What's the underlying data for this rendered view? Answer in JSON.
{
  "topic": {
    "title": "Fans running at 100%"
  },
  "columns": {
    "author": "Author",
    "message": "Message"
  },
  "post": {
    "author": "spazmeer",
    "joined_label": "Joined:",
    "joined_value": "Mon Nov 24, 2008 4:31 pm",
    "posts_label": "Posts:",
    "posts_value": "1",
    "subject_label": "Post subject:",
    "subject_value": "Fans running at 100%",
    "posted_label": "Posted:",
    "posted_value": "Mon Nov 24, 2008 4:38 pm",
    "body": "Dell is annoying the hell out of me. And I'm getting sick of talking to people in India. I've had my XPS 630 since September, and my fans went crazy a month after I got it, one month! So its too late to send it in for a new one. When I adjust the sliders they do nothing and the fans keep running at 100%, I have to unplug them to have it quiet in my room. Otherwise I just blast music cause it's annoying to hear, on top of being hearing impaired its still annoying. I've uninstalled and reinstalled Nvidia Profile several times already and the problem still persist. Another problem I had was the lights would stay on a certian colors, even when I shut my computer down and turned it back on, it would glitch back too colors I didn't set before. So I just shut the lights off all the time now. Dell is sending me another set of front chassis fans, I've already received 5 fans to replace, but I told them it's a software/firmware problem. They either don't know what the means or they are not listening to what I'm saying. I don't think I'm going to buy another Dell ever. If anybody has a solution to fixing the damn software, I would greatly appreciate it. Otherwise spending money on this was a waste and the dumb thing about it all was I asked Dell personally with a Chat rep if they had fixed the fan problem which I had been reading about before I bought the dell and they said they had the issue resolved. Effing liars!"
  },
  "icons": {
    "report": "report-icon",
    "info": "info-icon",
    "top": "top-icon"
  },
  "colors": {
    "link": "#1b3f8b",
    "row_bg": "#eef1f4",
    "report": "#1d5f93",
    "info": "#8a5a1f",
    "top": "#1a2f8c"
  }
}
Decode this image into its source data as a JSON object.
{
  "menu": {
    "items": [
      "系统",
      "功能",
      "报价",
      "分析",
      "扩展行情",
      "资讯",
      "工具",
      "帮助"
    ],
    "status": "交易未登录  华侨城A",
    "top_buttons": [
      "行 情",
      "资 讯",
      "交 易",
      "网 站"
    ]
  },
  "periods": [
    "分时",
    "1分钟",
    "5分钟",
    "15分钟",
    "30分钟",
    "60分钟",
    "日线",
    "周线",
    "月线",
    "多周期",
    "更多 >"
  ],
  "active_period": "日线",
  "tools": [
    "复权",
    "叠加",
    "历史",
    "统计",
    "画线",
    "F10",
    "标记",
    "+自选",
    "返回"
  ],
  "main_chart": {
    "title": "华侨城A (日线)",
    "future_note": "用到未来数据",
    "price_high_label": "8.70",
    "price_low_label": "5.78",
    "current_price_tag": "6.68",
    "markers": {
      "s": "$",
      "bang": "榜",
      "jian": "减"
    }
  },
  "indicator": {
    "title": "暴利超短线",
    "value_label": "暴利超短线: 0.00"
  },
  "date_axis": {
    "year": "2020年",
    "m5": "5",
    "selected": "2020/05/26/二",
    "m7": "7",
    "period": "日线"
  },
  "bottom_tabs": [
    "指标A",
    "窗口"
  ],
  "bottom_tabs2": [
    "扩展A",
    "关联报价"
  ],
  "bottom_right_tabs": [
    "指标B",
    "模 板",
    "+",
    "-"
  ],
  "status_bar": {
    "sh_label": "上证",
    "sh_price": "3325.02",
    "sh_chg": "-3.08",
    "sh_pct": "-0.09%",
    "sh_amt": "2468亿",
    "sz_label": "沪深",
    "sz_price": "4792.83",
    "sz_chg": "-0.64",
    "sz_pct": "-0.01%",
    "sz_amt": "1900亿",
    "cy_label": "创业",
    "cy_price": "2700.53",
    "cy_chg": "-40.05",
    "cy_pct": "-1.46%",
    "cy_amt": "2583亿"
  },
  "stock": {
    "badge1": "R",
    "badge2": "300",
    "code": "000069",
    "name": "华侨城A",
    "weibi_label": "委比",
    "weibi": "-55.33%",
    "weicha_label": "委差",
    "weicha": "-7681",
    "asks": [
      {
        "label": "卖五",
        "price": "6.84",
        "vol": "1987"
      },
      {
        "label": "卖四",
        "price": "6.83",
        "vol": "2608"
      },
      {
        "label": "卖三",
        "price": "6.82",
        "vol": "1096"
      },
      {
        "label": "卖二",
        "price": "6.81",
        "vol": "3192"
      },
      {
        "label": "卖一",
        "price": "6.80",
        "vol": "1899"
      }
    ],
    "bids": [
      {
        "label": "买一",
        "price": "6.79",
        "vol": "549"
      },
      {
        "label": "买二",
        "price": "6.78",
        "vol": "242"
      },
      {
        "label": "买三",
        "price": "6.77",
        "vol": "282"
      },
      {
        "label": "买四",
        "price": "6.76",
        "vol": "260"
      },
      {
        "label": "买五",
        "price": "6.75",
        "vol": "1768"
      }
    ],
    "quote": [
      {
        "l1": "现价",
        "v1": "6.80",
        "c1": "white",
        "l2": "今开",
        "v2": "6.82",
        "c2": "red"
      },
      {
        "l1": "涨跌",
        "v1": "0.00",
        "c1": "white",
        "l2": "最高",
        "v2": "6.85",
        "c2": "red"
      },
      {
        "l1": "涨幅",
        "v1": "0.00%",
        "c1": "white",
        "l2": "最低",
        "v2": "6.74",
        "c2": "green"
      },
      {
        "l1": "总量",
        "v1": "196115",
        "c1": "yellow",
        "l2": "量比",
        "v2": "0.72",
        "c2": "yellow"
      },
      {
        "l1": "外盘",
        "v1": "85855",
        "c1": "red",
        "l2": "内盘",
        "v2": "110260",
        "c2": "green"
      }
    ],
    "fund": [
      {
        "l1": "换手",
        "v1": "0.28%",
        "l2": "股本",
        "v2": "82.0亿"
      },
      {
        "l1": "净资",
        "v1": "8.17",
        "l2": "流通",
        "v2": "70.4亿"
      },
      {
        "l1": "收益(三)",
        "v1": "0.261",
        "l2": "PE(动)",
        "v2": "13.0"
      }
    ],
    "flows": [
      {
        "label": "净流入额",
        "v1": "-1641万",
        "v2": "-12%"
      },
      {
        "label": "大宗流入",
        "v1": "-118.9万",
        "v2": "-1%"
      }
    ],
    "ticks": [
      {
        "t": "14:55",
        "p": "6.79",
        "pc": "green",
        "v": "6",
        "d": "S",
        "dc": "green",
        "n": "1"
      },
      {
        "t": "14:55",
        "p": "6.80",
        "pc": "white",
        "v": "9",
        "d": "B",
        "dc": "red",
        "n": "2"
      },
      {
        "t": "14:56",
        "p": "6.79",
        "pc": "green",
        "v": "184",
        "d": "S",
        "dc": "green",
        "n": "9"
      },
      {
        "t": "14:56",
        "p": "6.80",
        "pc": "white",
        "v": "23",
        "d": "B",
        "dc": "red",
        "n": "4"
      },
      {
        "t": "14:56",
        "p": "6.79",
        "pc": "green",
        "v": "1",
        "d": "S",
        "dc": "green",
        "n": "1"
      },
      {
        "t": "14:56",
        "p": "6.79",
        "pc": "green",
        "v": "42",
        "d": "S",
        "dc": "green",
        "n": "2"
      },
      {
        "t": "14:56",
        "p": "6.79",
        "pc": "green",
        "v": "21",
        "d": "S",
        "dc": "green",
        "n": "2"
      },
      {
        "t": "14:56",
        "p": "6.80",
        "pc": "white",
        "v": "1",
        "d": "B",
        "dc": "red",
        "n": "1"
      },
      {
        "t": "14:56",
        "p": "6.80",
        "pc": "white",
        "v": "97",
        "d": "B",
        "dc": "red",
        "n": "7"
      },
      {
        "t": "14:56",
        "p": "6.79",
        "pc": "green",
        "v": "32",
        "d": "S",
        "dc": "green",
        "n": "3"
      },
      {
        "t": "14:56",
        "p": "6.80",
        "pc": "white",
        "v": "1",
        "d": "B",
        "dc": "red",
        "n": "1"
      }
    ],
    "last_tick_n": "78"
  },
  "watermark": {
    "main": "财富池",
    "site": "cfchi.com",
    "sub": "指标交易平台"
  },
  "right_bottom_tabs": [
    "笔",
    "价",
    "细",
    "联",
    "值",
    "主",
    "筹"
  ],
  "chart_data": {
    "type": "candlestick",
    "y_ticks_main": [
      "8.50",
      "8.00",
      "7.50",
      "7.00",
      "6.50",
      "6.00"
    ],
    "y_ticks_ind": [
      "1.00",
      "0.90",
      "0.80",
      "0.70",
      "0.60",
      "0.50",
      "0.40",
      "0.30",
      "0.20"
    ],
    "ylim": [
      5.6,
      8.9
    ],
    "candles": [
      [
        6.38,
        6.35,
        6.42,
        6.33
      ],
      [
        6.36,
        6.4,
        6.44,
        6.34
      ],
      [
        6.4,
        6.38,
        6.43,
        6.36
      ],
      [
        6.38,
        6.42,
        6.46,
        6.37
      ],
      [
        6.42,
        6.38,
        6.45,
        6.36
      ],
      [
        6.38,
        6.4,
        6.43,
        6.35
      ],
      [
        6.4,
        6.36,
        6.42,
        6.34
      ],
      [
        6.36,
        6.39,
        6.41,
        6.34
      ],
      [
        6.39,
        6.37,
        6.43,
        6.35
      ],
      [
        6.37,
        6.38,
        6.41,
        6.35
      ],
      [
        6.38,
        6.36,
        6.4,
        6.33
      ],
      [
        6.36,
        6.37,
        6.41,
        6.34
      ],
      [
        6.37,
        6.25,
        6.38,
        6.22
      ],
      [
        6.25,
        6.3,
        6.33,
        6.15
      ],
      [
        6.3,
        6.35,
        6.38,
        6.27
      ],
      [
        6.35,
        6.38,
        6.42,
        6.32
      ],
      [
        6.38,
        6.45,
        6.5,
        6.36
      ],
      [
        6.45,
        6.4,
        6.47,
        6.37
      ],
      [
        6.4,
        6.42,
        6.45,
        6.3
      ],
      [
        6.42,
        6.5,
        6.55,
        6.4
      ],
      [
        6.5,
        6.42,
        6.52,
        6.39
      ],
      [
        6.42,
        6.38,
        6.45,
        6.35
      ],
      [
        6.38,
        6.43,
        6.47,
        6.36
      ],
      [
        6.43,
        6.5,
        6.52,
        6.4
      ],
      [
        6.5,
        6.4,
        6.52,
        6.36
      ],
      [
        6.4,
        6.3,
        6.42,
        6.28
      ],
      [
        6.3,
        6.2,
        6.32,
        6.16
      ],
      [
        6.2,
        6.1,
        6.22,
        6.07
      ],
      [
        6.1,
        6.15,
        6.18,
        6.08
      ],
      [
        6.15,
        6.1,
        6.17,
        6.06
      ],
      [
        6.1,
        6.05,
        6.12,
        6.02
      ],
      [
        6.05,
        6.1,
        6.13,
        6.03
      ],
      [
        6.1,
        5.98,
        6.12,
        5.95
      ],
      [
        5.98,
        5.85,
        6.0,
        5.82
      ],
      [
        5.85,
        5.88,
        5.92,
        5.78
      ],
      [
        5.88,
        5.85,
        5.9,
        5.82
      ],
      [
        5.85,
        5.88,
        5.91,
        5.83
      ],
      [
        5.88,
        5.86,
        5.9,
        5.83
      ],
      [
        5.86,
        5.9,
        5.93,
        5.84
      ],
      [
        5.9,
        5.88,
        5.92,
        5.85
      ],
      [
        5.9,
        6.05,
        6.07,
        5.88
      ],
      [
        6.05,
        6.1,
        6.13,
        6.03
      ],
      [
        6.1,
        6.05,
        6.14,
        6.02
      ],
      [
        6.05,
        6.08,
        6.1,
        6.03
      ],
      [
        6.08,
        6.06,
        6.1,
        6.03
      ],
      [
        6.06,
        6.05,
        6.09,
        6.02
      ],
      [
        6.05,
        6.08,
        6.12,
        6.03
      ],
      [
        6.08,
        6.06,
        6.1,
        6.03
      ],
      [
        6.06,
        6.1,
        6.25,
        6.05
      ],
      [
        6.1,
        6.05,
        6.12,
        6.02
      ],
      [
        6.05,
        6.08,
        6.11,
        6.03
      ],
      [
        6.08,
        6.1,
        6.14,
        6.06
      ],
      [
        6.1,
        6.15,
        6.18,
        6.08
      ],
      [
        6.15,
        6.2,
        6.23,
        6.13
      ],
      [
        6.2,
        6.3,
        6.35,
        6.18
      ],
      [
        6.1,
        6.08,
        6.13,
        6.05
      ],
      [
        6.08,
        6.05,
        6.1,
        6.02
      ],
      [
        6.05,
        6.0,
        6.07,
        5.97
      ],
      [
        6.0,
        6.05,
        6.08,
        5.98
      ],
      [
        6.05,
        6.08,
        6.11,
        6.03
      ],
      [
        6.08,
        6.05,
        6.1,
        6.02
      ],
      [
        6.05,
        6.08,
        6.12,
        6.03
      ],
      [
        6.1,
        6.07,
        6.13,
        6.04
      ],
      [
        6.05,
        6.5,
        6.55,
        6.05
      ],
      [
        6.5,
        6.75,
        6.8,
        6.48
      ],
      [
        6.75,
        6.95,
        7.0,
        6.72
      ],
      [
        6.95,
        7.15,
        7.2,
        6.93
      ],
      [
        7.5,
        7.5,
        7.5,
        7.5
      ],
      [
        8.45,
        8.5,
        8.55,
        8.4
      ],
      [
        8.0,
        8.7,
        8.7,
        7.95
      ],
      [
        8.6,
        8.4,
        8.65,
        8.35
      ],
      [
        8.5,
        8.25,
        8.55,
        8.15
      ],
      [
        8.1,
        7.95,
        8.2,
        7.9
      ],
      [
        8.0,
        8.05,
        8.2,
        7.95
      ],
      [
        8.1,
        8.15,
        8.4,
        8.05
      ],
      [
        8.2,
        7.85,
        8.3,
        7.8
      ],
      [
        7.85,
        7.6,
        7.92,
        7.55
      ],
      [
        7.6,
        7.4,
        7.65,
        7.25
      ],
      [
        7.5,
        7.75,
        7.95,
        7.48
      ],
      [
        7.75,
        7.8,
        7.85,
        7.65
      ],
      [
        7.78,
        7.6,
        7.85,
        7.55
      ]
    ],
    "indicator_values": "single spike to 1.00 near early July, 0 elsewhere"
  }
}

....

EXERCISE INSTRUCTIONS → In the entries above, find every line with the word "JSON" and list it.

THE ANSWER →
What's the underlying data for this rendered view? Answer in JSON.
Decode this image into its source data as a JSON object.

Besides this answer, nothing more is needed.